WHAT TO PRODUCE →
Reproduce the material in full, unchanged.

DATA ENTRIES →
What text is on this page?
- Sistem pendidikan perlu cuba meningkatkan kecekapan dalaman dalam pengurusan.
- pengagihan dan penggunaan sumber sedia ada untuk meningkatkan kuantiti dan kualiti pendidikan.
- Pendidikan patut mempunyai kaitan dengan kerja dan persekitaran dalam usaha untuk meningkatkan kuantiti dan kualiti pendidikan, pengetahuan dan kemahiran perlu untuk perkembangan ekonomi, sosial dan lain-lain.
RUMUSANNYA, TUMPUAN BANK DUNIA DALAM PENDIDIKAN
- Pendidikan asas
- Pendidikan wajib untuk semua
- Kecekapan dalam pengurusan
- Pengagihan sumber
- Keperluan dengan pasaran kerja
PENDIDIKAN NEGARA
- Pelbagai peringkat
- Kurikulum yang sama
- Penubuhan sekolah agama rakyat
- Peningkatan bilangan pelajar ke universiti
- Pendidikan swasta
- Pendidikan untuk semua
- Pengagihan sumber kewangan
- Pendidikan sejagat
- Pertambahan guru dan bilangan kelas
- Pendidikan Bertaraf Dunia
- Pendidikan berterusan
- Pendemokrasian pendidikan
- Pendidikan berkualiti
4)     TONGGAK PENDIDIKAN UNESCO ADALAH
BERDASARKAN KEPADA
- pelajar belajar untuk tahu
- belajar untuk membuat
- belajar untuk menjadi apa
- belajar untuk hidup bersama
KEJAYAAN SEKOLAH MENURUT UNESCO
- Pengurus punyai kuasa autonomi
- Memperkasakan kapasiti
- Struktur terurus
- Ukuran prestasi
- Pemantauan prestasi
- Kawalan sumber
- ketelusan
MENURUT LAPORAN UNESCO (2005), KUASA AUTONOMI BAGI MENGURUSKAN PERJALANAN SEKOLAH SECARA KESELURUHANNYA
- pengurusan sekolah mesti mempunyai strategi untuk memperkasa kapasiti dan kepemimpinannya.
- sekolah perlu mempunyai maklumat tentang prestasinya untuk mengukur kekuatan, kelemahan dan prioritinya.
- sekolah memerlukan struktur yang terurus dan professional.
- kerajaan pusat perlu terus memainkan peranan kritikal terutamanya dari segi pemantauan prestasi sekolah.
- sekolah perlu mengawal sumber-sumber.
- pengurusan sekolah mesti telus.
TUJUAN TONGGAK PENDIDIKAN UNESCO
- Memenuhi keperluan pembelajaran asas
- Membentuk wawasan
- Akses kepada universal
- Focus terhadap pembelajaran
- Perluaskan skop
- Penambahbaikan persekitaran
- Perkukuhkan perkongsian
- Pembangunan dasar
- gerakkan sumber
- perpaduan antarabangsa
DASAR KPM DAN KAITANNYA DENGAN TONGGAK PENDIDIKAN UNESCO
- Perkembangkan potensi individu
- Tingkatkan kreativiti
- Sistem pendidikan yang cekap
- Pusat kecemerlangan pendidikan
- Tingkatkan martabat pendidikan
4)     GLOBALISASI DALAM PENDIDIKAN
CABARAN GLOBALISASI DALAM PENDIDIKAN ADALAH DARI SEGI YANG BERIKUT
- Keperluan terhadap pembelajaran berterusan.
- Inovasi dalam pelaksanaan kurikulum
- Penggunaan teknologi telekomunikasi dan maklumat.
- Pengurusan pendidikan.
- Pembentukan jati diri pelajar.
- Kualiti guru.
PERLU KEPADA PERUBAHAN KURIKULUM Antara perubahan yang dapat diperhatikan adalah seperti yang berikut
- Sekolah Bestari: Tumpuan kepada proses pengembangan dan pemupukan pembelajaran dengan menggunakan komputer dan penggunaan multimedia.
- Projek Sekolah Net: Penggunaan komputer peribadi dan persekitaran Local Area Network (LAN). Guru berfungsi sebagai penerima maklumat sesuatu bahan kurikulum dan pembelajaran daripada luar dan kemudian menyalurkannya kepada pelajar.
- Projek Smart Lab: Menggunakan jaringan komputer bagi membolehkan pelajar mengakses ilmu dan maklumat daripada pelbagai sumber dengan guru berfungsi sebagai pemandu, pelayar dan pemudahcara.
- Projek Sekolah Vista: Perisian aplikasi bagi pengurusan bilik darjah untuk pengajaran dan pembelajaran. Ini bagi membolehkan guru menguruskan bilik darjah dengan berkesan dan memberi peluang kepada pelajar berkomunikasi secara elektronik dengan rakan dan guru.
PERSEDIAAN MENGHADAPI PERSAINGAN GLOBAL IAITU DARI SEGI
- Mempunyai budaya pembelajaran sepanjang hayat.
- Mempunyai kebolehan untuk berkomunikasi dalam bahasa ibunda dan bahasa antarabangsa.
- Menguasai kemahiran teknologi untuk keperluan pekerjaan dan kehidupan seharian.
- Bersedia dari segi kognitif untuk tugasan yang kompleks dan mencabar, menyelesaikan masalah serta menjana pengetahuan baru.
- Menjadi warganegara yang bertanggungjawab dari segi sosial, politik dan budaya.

TASK ANSWER →
What text is on this page?
- Sistem pendidikan perlu cuba meningkatkan kecekapan dalaman dalam pengurusan.
- pengagihan dan penggunaan sumber sedia ada untuk meningkatkan kuantiti dan kualiti pendidikan.
- Pendidikan patut mempunyai kaitan dengan kerja dan persekitaran dalam usaha untuk meningkatkan kuantiti dan kualiti pendidikan, pengetahuan dan kemahiran perlu untuk perkembangan ekonomi, sosial dan lain-lain.
RUMUSANNYA, TUMPUAN BANK DUNIA DALAM PENDIDIKAN
- Pendidikan asas
- Pendidikan wajib untuk semua
- Kecekapan dalam pengurusan
- Pengagihan sumber
- Keperluan dengan pasaran kerja
PENDIDIKAN NEGARA
- Pelbagai peringkat
- Kurikulum yang sama
- Penubuhan sekolah agama rakyat
- Peningkatan bilangan pelajar ke universiti
- Pendidikan swasta
- Pendidikan untuk semua
- Pengagihan sumber kewangan
- Pendidikan sejagat
- Pertambahan guru dan bilangan kelas
- Pendidikan Bertaraf Dunia
- Pendidikan berterusan
- Pendemokrasian pendidikan
- Pendidikan berkualiti
4)     TONGGAK PENDIDIKAN UNESCO ADALAH
BERDASARKAN KEPADA
- pelajar belajar untuk tahu
- belajar untuk membuat
- belajar untuk menjadi apa
- belajar untuk hidup bersama
KEJAYAAN SEKOLAH MENURUT UNESCO
- Pengurus punyai kuasa autonomi
- Memperkasakan kapasiti
- Struktur terurus
- Ukuran prestasi
- Pemantauan prestasi
- Kawalan sumber
- ketelusan
MENURUT LAPORAN UNESCO (2005), KUASA AUTONOMI BAGI MENGURUSKAN PERJALANAN SEKOLAH SECARA KESELURUHANNYA
- pengurusan sekolah mesti mempunyai strategi untuk memperkasa kapasiti dan kepemimpinannya.
- sekolah perlu mempunyai maklumat tentang prestasinya untuk mengukur kekuatan, kelemahan dan prioritinya.
- sekolah memerlukan struktur yang terurus dan professional.
- kerajaan pusat perlu terus memainkan peranan kritikal terutamanya dari segi pemantauan prestasi sekolah.
- sekolah perlu mengawal sumber-sumber.
- pengurusan sekolah mesti telus.
TUJUAN TONGGAK PENDIDIKAN UNESCO
- Memenuhi keperluan pembelajaran asas
- Membentuk wawasan
- Akses kepada universal
- Focus terhadap pembelajaran
- Perluaskan skop
- Penambahbaikan persekitaran
- Perkukuhkan perkongsian
- Pembangunan dasar
- gerakkan sumber
- perpaduan antarabangsa
DASAR KPM DAN KAITANNYA DENGAN TONGGAK PENDIDIKAN UNESCO
- Perkembangkan potensi individu
- Tingkatkan kreativiti
- Sistem pendidikan yang cekap
- Pusat kecemerlangan pendidikan
- Tingkatkan martabat pendidikan
4)     GLOBALISASI DALAM PENDIDIKAN
CABARAN GLOBALISASI DALAM PENDIDIKAN ADALAH DARI SEGI YANG BERIKUT
- Keperluan terhadap pembelajaran berterusan.
- Inovasi dalam pelaksanaan kurikulum
- Penggunaan teknologi telekomunikasi dan maklumat.
- Pengurusan pendidikan.
- Pembentukan jati diri pelajar.
- Kualiti guru.
PERLU KEPADA PERUBAHAN KURIKULUM Antara perubahan yang dapat diperhatikan adalah seperti yang berikut
- Sekolah Bestari: Tumpuan kepada proses pengembangan dan pemupukan pembelajaran dengan menggunakan komputer dan penggunaan multimedia.
- Projek Sekolah Net: Penggunaan komputer peribadi dan persekitaran Local Area Network (LAN). Guru berfungsi sebagai penerima maklumat sesuatu bahan kurikulum dan pembelajaran daripada luar dan kemudian menyalurkannya kepada pelajar.
- Projek Smart Lab: Menggunakan jaringan komputer bagi membolehkan pelajar mengakses ilmu dan maklumat daripada pelbagai sumber dengan guru berfungsi sebagai pemandu, pelayar dan pemudahcara.
- Projek Sekolah Vista: Perisian aplikasi bagi pengurusan bilik darjah untuk pengajaran dan pembelajaran. Ini bagi membolehkan guru menguruskan bilik darjah dengan berkesan dan memberi peluang kepada pelajar berkomunikasi secara elektronik dengan rakan dan guru.
PERSEDIAAN MENGHADAPI PERSAINGAN GLOBAL IAITU DARI SEGI
- Mempunyai budaya pembelajaran sepanjang hayat.
- Mempunyai kebolehan untuk berkomunikasi dalam bahasa ibunda dan bahasa antarabangsa.
- Menguasai kemahiran teknologi untuk keperluan pekerjaan dan kehidupan seharian.
- Bersedia dari segi kognitif untuk tugasan yang kompleks dan mencabar, menyelesaikan masalah serta menjana pengetahuan baru.
- Menjadi warganegara yang bertanggungjawab dari segi sosial, politik dan budaya.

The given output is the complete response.